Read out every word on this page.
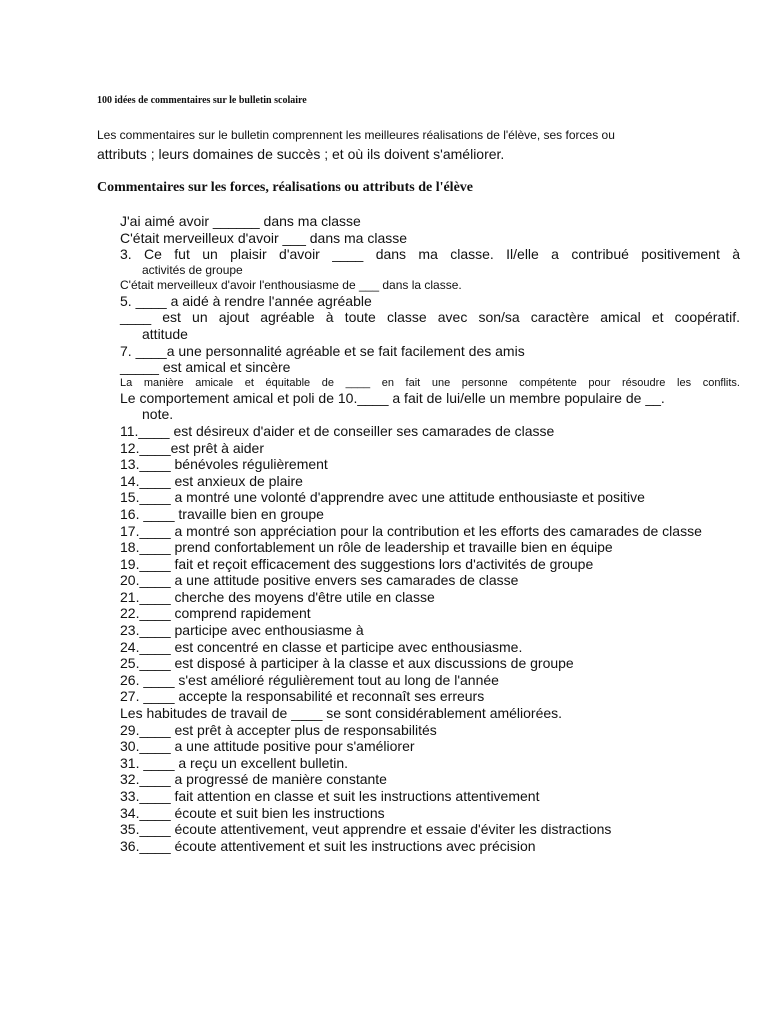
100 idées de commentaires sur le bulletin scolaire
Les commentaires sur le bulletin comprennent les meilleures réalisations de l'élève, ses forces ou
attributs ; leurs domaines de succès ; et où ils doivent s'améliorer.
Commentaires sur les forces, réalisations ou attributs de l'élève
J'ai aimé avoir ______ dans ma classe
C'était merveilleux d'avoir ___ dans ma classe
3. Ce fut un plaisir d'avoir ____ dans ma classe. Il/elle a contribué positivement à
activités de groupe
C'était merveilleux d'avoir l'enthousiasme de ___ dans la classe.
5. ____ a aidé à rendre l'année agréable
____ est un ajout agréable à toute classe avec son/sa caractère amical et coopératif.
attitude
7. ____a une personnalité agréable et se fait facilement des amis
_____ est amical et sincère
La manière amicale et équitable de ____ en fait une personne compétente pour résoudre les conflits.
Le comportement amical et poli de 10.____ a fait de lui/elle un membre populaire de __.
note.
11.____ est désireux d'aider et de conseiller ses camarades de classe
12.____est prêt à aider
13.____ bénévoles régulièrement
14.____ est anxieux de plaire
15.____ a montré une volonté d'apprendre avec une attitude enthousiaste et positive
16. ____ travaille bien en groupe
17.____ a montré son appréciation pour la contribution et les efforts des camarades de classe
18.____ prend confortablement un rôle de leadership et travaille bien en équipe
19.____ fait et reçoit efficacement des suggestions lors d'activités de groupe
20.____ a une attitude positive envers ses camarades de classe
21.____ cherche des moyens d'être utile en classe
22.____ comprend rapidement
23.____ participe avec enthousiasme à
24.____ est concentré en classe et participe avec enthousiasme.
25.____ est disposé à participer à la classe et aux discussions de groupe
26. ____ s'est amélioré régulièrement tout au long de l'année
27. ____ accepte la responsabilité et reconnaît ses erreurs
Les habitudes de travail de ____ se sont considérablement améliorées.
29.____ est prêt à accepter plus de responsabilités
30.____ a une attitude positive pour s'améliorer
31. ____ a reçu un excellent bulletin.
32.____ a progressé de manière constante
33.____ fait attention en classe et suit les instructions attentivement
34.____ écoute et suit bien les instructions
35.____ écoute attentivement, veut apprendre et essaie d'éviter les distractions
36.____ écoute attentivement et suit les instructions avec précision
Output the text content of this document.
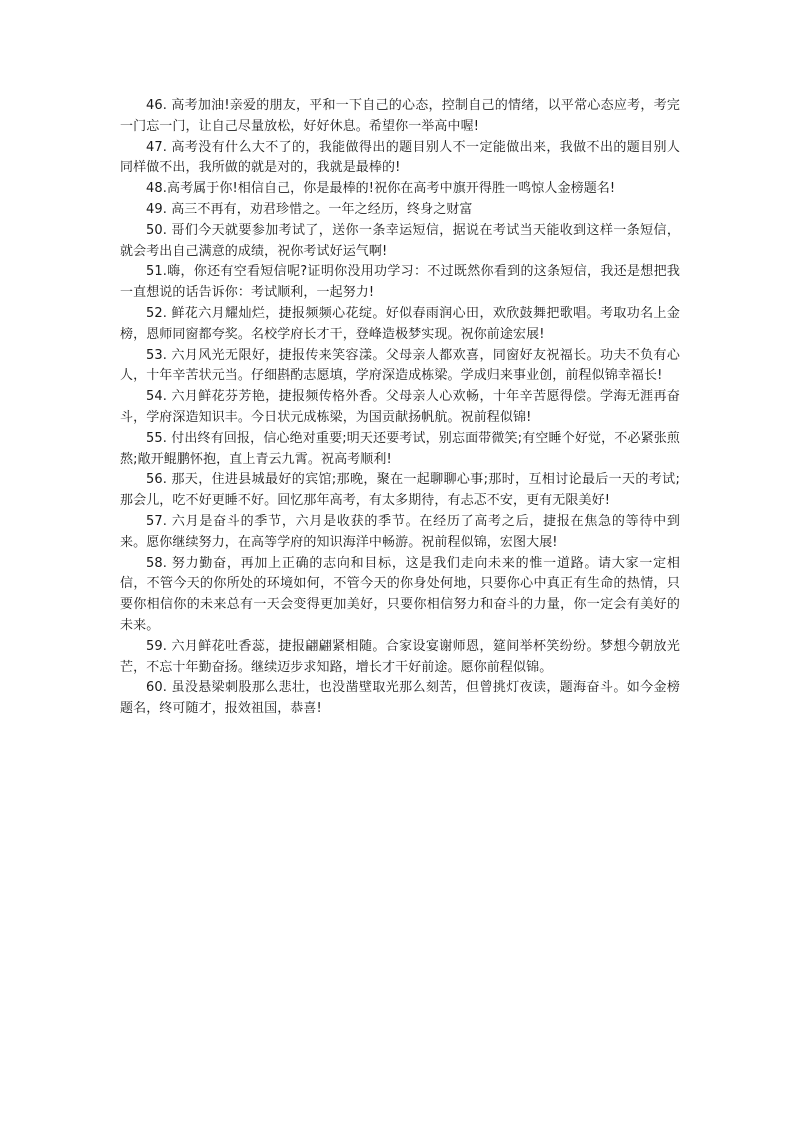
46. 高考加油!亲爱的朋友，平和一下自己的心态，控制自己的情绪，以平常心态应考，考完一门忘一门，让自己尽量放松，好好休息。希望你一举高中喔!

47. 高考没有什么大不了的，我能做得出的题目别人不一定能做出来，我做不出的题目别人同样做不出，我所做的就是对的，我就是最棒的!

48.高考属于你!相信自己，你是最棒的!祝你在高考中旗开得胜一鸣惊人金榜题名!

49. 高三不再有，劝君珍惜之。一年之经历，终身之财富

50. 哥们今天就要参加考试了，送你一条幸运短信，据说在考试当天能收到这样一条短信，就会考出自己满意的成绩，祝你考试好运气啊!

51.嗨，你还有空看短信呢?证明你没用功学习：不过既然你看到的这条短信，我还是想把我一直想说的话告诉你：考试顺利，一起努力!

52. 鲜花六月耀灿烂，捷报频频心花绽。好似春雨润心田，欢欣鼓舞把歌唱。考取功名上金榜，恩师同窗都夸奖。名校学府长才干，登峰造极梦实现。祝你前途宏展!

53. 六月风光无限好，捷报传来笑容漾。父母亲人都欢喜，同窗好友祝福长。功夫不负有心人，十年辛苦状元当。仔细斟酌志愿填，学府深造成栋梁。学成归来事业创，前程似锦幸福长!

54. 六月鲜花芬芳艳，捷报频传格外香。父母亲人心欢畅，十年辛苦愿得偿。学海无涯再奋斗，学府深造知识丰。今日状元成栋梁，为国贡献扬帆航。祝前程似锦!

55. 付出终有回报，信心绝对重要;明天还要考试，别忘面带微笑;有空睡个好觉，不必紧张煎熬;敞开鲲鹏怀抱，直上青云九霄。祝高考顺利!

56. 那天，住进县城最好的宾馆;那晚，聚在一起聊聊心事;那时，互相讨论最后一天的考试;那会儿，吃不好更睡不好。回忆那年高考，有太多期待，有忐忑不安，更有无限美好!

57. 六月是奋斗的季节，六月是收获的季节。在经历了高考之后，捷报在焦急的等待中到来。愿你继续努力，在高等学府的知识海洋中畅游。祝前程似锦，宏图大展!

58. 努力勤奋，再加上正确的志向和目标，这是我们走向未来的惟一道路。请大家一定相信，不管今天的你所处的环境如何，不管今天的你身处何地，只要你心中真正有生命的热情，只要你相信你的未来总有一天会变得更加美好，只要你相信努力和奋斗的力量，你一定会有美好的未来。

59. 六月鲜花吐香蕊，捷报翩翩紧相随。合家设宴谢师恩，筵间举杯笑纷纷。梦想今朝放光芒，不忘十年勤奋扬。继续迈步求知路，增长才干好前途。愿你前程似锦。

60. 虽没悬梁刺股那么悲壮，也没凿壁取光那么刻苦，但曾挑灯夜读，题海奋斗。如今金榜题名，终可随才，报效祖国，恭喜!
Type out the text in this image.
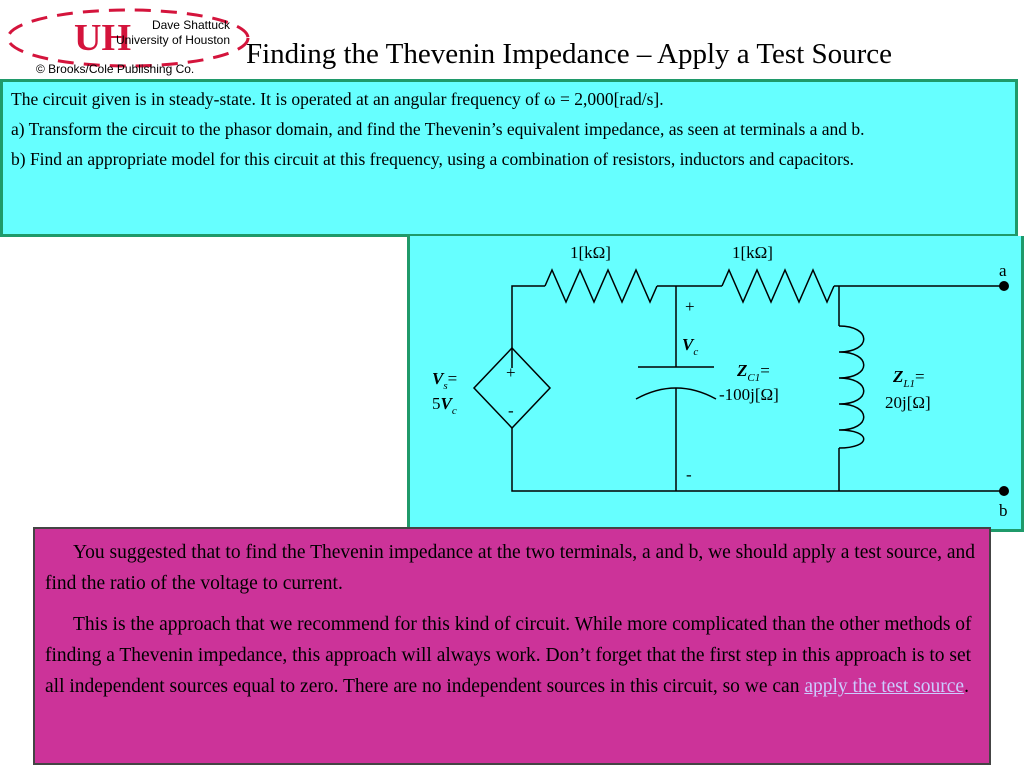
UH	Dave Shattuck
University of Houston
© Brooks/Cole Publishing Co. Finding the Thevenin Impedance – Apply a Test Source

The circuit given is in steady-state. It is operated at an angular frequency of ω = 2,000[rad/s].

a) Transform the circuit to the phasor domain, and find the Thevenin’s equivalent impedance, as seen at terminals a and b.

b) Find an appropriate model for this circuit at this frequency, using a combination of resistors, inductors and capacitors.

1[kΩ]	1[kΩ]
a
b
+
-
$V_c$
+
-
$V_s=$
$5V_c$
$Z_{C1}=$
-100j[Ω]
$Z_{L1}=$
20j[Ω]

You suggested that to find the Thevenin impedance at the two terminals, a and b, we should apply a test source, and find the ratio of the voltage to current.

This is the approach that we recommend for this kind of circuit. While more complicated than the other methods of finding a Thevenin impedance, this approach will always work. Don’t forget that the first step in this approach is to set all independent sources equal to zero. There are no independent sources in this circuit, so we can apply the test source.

—————

### [What is expected]
From the data above, pick out each line containing "travaille" and copy it.

### [The answer]
16. ____ travaille bien en groupe
18.____ prend confortablement un rôle de leadership et travaille bien en équipe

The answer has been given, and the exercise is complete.